▸ **DIRECTIVE**: Write out each entry again. Keep every word exactly as it is.
──────── DATA PROVIDED ────────
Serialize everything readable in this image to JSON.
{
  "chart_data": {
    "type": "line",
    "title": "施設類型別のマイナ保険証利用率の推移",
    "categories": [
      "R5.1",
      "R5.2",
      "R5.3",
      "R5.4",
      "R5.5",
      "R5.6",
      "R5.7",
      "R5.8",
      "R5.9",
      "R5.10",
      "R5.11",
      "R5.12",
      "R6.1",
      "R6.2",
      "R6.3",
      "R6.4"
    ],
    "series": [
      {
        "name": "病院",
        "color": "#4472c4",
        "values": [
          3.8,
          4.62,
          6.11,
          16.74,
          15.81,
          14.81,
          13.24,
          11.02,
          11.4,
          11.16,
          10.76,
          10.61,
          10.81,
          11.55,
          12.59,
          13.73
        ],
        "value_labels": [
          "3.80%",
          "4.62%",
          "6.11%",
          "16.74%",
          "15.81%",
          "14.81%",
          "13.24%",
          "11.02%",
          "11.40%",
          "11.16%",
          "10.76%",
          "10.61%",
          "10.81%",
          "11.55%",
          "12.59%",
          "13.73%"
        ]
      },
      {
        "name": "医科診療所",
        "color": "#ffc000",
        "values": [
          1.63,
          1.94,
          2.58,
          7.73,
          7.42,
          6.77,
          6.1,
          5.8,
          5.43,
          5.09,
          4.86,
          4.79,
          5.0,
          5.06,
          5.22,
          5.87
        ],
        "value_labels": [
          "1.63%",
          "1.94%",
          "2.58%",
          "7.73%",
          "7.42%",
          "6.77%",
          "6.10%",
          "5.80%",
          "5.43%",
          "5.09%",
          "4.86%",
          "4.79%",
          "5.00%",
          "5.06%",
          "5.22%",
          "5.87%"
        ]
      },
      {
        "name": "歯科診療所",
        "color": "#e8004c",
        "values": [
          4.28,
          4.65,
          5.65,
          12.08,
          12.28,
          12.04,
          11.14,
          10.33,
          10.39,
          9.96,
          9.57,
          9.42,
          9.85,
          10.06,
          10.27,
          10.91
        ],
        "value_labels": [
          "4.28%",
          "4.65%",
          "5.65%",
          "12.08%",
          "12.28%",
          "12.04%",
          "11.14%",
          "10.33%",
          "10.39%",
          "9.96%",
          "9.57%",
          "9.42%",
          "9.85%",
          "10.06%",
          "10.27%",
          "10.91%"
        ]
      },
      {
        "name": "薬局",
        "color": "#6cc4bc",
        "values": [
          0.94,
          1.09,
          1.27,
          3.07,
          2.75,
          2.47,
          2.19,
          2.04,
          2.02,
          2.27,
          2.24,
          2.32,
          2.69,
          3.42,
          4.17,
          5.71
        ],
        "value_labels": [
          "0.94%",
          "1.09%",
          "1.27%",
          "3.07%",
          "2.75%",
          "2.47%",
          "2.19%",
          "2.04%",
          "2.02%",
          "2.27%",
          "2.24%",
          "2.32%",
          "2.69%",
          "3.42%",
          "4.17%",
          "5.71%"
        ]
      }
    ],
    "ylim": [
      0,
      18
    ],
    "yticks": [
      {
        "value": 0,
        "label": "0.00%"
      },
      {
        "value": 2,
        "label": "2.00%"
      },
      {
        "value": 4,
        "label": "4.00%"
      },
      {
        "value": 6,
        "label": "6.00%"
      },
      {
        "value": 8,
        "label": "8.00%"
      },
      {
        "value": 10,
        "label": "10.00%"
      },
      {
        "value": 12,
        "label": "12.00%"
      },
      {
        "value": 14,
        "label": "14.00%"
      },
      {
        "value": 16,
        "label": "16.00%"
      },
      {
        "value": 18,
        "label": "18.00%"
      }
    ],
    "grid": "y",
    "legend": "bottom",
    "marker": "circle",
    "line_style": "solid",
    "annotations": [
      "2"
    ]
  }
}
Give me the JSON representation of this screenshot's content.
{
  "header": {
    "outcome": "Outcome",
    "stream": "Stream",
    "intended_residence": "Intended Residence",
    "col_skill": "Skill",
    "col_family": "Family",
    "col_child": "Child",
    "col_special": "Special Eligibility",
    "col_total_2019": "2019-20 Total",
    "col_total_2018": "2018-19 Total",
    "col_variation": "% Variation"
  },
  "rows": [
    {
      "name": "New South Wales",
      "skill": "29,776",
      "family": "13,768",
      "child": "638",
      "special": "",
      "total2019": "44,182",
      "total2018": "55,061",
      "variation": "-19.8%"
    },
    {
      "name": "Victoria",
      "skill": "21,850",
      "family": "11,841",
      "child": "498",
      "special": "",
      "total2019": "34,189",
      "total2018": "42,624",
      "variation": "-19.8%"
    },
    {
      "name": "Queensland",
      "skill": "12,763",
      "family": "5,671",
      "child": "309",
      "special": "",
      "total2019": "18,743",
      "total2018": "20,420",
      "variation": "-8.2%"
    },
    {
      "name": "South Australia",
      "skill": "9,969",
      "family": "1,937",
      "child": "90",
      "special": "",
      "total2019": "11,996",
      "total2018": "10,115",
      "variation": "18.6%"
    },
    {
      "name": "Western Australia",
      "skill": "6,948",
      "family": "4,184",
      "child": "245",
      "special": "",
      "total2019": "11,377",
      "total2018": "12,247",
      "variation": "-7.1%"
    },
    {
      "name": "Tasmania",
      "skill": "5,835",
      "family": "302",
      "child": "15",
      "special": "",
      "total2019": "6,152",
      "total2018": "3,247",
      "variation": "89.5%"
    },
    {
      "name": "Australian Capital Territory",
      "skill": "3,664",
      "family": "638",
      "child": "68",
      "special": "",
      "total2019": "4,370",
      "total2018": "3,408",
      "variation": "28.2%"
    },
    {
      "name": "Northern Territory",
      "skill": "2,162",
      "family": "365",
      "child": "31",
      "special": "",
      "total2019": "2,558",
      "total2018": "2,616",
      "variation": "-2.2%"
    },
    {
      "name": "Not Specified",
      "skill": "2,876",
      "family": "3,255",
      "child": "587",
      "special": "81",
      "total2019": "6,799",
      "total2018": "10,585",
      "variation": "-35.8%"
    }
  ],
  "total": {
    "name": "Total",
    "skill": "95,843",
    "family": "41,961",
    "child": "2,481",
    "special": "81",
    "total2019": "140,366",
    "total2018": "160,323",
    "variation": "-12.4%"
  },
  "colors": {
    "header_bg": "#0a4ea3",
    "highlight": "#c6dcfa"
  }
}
────────
▸ **EXERCISE OUTPUT**:
Serialize everything readable in this image to JSON.
{
  "chart_data": {
    "type": "line",
    "title": "施設類型別のマイナ保険証利用率の推移",
    "categories": [
      "R5.1",
      "R5.2",
      "R5.3",
      "R5.4",
      "R5.5",
      "R5.6",
      "R5.7",
      "R5.8",
      "R5.9",
      "R5.10",
      "R5.11",
      "R5.12",
      "R6.1",
      "R6.2",
      "R6.3",
      "R6.4"
    ],
    "series": [
      {
        "name": "病院",
        "color": "#4472c4",
        "values": [
          3.8,
          4.62,
          6.11,
          16.74,
          15.81,
          14.81,
          13.24,
          11.02,
          11.4,
          11.16,
          10.76,
          10.61,
          10.81,
          11.55,
          12.59,
          13.73
        ],
        "value_labels": [
          "3.80%",
          "4.62%",
          "6.11%",
          "16.74%",
          "15.81%",
          "14.81%",
          "13.24%",
          "11.02%",
          "11.40%",
          "11.16%",
          "10.76%",
          "10.61%",
          "10.81%",
          "11.55%",
          "12.59%",
          "13.73%"
        ]
      },
      {
        "name": "医科診療所",
        "color": "#ffc000",
        "values": [
          1.63,
          1.94,
          2.58,
          7.73,
          7.42,
          6.77,
          6.1,
          5.8,
          5.43,
          5.09,
          4.86,
          4.79,
          5.0,
          5.06,
          5.22,
          5.87
        ],
        "value_labels": [
          "1.63%",
          "1.94%",
          "2.58%",
          "7.73%",
          "7.42%",
          "6.77%",
          "6.10%",
          "5.80%",
          "5.43%",
          "5.09%",
          "4.86%",
          "4.79%",
          "5.00%",
          "5.06%",
          "5.22%",
          "5.87%"
        ]
      },
      {
        "name": "歯科診療所",
        "color": "#e8004c",
        "values": [
          4.28,
          4.65,
          5.65,
          12.08,
          12.28,
          12.04,
          11.14,
          10.33,
          10.39,
          9.96,
          9.57,
          9.42,
          9.85,
          10.06,
          10.27,
          10.91
        ],
        "value_labels": [
          "4.28%",
          "4.65%",
          "5.65%",
          "12.08%",
          "12.28%",
          "12.04%",
          "11.14%",
          "10.33%",
          "10.39%",
          "9.96%",
          "9.57%",
          "9.42%",
          "9.85%",
          "10.06%",
          "10.27%",
          "10.91%"
        ]
      },
      {
        "name": "薬局",
        "color": "#6cc4bc",
        "values": [
          0.94,
          1.09,
          1.27,
          3.07,
          2.75,
          2.47,
          2.19,
          2.04,
          2.02,
          2.27,
          2.24,
          2.32,
          2.69,
          3.42,
          4.17,
          5.71
        ],
        "value_labels": [
          "0.94%",
          "1.09%",
          "1.27%",
          "3.07%",
          "2.75%",
          "2.47%",
          "2.19%",
          "2.04%",
          "2.02%",
          "2.27%",
          "2.24%",
          "2.32%",
          "2.69%",
          "3.42%",
          "4.17%",
          "5.71%"
        ]
      }
    ],
    "ylim": [
      0,
      18
    ],
    "yticks": [
      {
        "value": 0,
        "label": "0.00%"
      },
      {
        "value": 2,
        "label": "2.00%"
      },
      {
        "value": 4,
        "label": "4.00%"
      },
      {
        "value": 6,
        "label": "6.00%"
      },
      {
        "value": 8,
        "label": "8.00%"
      },
      {
        "value": 10,
        "label": "10.00%"
      },
      {
        "value": 12,
        "label": "12.00%"
      },
      {
        "value": 14,
        "label": "14.00%"
      },
      {
        "value": 16,
        "label": "16.00%"
      },
      {
        "value": 18,
        "label": "18.00%"
      }
    ],
    "grid": "y",
    "legend": "bottom",
    "marker": "circle",
    "line_style": "solid",
    "annotations": [
      "2"
    ]
  }
}
Give me the JSON representation of this screenshot's content.
{
  "header": {
    "outcome": "Outcome",
    "stream": "Stream",
    "intended_residence": "Intended Residence",
    "col_skill": "Skill",
    "col_family": "Family",
    "col_child": "Child",
    "col_special": "Special Eligibility",
    "col_total_2019": "2019-20 Total",
    "col_total_2018": "2018-19 Total",
    "col_variation": "% Variation"
  },
  "rows": [
    {
      "name": "New South Wales",
      "skill": "29,776",
      "family": "13,768",
      "child": "638",
      "special": "",
      "total2019": "44,182",
      "total2018": "55,061",
      "variation": "-19.8%"
    },
    {
      "name": "Victoria",
      "skill": "21,850",
      "family": "11,841",
      "child": "498",
      "special": "",
      "total2019": "34,189",
      "total2018": "42,624",
      "variation": "-19.8%"
    },
    {
      "name": "Queensland",
      "skill": "12,763",
      "family": "5,671",
      "child": "309",
      "special": "",
      "total2019": "18,743",
      "total2018": "20,420",
      "variation": "-8.2%"
    },
    {
      "name": "South Australia",
      "skill": "9,969",
      "family": "1,937",
      "child": "90",
      "special": "",
      "total2019": "11,996",
      "total2018": "10,115",
      "variation": "18.6%"
    },
    {
      "name": "Western Australia",
      "skill": "6,948",
      "family": "4,184",
      "child": "245",
      "special": "",
      "total2019": "11,377",
      "total2018": "12,247",
      "variation": "-7.1%"
    },
    {
      "name": "Tasmania",
      "skill": "5,835",
      "family": "302",
      "child": "15",
      "special": "",
      "total2019": "6,152",
      "total2018": "3,247",
      "variation": "89.5%"
    },
    {
      "name": "Australian Capital Territory",
      "skill": "3,664",
      "family": "638",
      "child": "68",
      "special": "",
      "total2019": "4,370",
      "total2018": "3,408",
      "variation": "28.2%"
    },
    {
      "name": "Northern Territory",
      "skill": "2,162",
      "family": "365",
      "child": "31",
      "special": "",
      "total2019": "2,558",
      "total2018": "2,616",
      "variation": "-2.2%"
    },
    {
      "name": "Not Specified",
      "skill": "2,876",
      "family": "3,255",
      "child": "587",
      "special": "81",
      "total2019": "6,799",
      "total2018": "10,585",
      "variation": "-35.8%"
    }
  ],
  "total": {
    "name": "Total",
    "skill": "95,843",
    "family": "41,961",
    "child": "2,481",
    "special": "81",
    "total2019": "140,366",
    "total2018": "160,323",
    "variation": "-12.4%"
  },
  "colors": {
    "header_bg": "#0a4ea3",
    "highlight": "#c6dcfa"
  }
}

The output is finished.